- RECORDS SUPPLIED -

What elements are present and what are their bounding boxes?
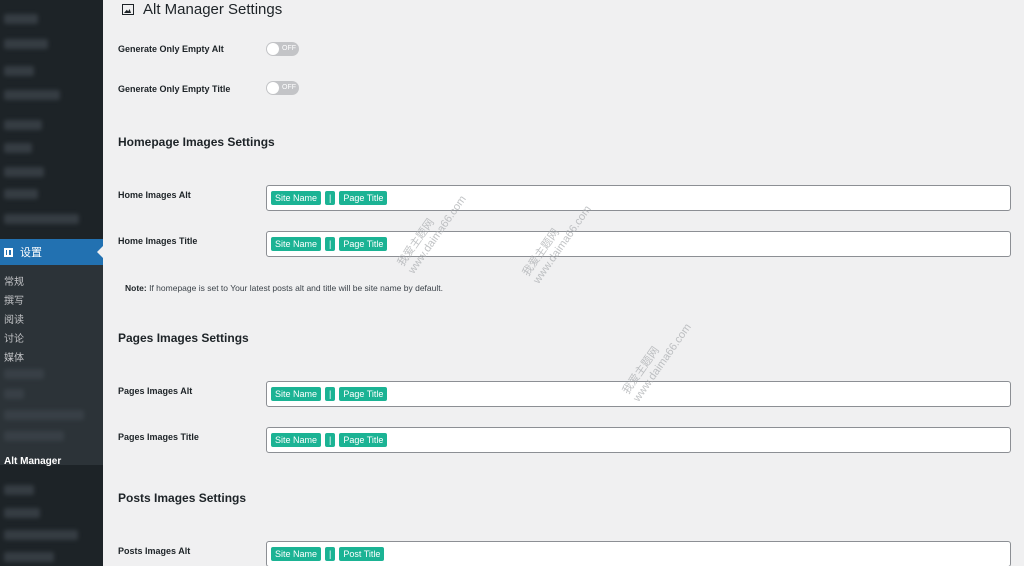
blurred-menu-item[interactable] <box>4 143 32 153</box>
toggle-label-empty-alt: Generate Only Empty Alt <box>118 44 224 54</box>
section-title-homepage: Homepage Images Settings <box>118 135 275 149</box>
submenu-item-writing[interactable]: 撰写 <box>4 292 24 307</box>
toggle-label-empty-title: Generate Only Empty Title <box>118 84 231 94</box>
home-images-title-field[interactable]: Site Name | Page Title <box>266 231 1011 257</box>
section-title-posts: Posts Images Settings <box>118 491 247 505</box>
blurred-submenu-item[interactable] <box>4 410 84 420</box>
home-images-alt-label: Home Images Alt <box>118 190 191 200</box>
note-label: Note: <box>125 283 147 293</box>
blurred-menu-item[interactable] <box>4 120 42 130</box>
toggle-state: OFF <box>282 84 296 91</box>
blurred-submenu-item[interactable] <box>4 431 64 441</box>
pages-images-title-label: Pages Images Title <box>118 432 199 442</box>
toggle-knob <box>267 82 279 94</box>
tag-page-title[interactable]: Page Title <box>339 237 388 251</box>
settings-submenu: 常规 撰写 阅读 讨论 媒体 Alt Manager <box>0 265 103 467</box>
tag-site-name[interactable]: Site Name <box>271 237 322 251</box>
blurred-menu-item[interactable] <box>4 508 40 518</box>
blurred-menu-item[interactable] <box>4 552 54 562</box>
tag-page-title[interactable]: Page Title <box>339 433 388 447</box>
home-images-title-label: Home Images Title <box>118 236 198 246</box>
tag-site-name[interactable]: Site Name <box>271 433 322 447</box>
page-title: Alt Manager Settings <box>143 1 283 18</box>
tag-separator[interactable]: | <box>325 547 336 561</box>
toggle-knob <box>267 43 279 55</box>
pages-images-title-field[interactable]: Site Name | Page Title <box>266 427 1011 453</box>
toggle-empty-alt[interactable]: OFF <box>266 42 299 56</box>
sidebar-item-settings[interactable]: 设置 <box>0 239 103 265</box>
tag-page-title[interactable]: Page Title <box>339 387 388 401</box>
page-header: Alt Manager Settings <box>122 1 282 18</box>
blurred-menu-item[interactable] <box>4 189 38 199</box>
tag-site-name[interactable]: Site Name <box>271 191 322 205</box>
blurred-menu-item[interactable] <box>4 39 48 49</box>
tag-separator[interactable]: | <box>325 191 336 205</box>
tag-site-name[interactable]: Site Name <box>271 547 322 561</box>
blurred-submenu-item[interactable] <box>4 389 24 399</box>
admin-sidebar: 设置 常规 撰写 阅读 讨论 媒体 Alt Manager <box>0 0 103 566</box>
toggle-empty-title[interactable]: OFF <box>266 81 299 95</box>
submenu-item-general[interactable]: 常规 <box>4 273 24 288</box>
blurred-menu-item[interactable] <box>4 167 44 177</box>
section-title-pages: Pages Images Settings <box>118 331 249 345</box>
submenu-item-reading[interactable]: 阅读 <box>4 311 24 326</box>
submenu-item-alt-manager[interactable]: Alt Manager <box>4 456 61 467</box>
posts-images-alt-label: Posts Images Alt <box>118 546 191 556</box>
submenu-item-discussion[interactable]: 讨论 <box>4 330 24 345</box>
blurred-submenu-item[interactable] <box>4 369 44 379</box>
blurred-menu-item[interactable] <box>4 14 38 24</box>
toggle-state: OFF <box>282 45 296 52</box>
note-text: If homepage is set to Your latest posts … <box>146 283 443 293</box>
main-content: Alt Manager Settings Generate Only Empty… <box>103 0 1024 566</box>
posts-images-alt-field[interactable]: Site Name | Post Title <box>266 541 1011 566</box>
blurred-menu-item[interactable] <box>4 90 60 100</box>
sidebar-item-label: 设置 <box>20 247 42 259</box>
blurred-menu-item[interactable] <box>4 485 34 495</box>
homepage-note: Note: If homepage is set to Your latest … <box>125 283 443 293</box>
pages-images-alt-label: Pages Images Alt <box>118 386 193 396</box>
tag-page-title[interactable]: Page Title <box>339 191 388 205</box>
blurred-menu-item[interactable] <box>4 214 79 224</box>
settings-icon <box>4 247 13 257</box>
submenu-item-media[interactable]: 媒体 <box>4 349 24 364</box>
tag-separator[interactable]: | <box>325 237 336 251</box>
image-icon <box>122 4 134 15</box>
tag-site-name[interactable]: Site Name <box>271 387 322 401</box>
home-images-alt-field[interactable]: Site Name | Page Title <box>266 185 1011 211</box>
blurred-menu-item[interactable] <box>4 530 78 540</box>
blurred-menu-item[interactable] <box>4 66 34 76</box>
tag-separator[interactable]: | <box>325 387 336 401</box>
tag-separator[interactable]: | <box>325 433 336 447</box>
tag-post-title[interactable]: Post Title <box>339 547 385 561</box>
---
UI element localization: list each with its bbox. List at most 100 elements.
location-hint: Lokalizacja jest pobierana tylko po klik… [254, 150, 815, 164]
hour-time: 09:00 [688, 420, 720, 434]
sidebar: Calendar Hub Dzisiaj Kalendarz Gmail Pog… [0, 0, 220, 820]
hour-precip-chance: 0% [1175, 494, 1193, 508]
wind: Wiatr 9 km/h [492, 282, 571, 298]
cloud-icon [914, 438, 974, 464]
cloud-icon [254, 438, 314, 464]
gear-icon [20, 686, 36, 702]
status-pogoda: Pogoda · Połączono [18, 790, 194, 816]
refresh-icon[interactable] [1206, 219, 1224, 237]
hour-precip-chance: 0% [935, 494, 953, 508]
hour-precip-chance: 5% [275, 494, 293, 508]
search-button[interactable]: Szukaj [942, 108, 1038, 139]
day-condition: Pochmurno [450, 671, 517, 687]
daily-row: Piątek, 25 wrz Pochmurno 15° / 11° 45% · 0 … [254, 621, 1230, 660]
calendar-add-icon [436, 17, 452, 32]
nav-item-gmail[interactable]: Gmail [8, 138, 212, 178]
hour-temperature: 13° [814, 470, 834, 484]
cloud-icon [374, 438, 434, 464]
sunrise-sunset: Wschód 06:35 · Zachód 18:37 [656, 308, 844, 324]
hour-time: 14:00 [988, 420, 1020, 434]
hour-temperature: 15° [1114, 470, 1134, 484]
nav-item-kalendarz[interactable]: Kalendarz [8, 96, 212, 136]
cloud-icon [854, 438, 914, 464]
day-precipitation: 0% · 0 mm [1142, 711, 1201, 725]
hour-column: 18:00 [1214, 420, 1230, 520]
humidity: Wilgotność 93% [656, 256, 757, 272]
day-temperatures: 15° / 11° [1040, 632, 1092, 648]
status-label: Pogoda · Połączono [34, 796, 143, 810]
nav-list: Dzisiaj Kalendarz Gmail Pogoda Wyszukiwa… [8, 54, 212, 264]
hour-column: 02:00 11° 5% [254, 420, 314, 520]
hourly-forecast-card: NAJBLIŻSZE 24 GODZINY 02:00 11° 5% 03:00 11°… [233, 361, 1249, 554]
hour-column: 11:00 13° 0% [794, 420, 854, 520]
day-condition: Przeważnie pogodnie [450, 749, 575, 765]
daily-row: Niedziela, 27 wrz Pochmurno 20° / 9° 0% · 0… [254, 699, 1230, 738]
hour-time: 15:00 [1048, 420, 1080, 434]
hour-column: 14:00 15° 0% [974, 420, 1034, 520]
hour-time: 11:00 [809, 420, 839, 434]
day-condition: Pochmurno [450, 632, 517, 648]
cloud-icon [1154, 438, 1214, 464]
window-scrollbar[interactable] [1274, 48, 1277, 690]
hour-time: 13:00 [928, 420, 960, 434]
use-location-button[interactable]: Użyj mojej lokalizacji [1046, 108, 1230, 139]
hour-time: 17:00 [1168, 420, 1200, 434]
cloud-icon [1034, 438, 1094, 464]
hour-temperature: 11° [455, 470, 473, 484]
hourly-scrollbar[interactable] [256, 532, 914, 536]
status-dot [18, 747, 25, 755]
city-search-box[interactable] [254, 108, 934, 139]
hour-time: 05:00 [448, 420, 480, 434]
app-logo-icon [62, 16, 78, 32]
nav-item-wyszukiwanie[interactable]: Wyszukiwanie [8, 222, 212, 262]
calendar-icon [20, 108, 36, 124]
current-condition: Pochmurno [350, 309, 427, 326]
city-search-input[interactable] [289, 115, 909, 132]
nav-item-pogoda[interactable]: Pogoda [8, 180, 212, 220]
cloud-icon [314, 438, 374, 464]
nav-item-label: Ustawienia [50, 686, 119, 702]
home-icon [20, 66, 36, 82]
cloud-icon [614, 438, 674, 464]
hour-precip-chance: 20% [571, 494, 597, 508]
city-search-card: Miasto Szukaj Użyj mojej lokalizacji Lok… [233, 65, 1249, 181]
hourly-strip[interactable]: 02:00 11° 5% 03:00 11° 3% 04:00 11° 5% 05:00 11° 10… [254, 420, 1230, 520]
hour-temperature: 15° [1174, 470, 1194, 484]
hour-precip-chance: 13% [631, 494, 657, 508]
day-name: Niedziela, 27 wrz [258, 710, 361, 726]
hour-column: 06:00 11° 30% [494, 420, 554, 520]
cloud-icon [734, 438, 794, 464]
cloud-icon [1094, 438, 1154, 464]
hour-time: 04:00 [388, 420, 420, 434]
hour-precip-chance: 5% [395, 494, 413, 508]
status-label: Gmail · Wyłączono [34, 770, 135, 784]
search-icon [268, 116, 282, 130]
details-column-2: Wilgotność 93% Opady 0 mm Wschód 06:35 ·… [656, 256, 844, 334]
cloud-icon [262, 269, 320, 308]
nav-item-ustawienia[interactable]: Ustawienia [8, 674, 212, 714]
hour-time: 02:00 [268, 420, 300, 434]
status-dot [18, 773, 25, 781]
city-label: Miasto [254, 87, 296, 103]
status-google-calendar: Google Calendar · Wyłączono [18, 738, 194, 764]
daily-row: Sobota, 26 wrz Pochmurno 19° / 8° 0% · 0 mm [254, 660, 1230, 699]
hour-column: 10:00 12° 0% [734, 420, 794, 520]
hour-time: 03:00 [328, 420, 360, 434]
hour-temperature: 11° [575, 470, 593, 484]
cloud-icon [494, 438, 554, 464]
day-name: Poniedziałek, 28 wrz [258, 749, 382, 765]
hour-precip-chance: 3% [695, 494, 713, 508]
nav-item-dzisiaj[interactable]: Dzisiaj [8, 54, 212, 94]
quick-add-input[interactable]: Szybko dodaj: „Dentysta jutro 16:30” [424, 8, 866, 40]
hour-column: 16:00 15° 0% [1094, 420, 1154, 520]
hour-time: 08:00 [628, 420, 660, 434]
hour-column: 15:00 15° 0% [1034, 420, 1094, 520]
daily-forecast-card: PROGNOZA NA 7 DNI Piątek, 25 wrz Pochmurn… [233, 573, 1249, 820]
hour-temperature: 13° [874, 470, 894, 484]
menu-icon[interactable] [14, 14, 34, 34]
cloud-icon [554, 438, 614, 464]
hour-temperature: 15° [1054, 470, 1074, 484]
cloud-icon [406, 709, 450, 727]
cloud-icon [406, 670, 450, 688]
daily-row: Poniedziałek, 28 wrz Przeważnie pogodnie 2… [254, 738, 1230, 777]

- WRITTEN PROBLEM -
Copy out the lines of the material from the line with "blurred-menu-item[interactable] <box>4 143" up to and including the line with "page-title: Alt Manager".

- FINAL RESULT -
blurred-menu-item[interactable] <box>4 143 32 153</box>
toggle-label-empty-alt: Generate Only Empty Alt <box>118 44 224 54</box>
section-title-homepage: Homepage Images Settings <box>118 135 275 149</box>
submenu-item-writing[interactable]: 撰写 <box>4 292 24 307</box>
toggle-label-empty-title: Generate Only Empty Title <box>118 84 231 94</box>
home-images-title-field[interactable]: Site Name | Page Title <box>266 231 1011 257</box>
section-title-posts: Posts Images Settings <box>118 491 247 505</box>
blurred-submenu-item[interactable] <box>4 410 84 420</box>
home-images-alt-label: Home Images Alt <box>118 190 191 200</box>
note-label: Note: <box>125 283 147 293</box>
blurred-menu-item[interactable] <box>4 120 42 130</box>
toggle-state: OFF <box>282 84 296 91</box>
blurred-submenu-item[interactable] <box>4 431 64 441</box>
pages-images-title-label: Pages Images Title <box>118 432 199 442</box>
toggle-knob <box>267 82 279 94</box>
tag-page-title[interactable]: Page Title <box>339 237 388 251</box>
settings-submenu: 常规 撰写 阅读 讨论 媒体 Alt Manager <box>0 265 103 467</box>
tag-site-name[interactable]: Site Name <box>271 237 322 251</box>
blurred-menu-item[interactable] <box>4 508 40 518</box>
blurred-menu-item[interactable] <box>4 552 54 562</box>
tag-page-title[interactable]: Page Title <box>339 433 388 447</box>
home-images-title-label: Home Images Title <box>118 236 198 246</box>
tag-site-name[interactable]: Site Name <box>271 433 322 447</box>
page-title: Alt Manager Settings <box>143 1 283 18</box>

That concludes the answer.